» What the exercise asks:
Pick out each line in these entries that contains the string "noncoding".

» Information supplied:
####################

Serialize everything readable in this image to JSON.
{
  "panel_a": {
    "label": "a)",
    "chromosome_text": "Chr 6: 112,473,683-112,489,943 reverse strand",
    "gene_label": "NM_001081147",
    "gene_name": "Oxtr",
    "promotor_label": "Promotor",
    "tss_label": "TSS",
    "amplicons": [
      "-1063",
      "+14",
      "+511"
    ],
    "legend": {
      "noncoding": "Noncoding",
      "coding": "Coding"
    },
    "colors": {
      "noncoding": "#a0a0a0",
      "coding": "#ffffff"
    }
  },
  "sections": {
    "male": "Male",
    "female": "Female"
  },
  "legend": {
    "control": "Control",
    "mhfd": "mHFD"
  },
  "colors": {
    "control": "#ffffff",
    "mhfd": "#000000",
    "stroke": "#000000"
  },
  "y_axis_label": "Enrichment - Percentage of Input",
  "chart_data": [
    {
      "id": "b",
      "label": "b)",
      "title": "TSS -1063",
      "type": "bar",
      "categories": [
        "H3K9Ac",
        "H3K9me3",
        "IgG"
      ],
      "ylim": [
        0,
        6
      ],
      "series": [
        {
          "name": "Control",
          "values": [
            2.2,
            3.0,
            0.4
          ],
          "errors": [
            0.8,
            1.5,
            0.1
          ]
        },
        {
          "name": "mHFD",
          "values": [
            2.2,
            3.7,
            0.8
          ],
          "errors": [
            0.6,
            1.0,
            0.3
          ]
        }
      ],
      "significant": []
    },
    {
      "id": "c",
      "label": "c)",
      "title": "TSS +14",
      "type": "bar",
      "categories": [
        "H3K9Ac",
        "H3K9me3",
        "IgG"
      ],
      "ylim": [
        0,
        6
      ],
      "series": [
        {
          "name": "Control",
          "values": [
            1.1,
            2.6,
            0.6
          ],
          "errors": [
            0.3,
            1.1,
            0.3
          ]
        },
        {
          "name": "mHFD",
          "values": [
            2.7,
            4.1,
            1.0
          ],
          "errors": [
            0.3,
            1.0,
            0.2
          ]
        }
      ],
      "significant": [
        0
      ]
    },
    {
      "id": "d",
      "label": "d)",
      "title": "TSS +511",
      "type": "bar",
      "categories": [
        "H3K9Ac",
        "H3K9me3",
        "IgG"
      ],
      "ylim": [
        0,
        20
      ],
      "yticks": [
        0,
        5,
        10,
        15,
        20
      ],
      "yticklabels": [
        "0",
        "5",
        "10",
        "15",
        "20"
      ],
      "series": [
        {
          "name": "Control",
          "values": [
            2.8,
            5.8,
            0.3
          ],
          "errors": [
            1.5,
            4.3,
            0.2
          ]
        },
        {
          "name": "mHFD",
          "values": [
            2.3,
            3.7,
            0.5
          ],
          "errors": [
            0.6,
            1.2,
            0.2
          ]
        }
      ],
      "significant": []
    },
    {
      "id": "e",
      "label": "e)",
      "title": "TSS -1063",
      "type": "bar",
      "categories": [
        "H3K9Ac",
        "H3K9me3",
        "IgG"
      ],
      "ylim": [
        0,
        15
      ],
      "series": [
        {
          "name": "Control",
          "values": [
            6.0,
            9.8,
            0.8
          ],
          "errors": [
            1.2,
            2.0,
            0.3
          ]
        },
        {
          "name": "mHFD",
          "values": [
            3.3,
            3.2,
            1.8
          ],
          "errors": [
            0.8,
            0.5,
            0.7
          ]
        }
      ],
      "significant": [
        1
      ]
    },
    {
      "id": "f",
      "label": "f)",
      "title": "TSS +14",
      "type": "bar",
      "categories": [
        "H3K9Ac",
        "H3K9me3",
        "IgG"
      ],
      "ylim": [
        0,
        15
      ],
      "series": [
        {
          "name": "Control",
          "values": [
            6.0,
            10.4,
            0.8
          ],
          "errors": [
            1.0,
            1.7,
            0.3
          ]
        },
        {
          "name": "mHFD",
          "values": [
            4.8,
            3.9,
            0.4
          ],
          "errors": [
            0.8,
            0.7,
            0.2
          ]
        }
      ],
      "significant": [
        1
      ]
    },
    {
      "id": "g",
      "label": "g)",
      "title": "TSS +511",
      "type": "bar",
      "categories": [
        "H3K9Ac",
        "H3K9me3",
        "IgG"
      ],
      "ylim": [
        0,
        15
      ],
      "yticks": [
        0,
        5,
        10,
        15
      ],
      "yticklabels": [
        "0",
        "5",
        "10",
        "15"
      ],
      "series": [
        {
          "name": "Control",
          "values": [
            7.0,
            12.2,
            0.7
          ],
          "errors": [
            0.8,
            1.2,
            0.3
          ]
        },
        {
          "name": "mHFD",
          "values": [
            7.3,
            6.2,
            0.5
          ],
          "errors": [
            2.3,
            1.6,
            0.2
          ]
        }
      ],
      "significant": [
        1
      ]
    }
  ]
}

####################

» Response for this exercise:
      "noncoding": "Noncoding",
      "noncoding": "#a0a0a0",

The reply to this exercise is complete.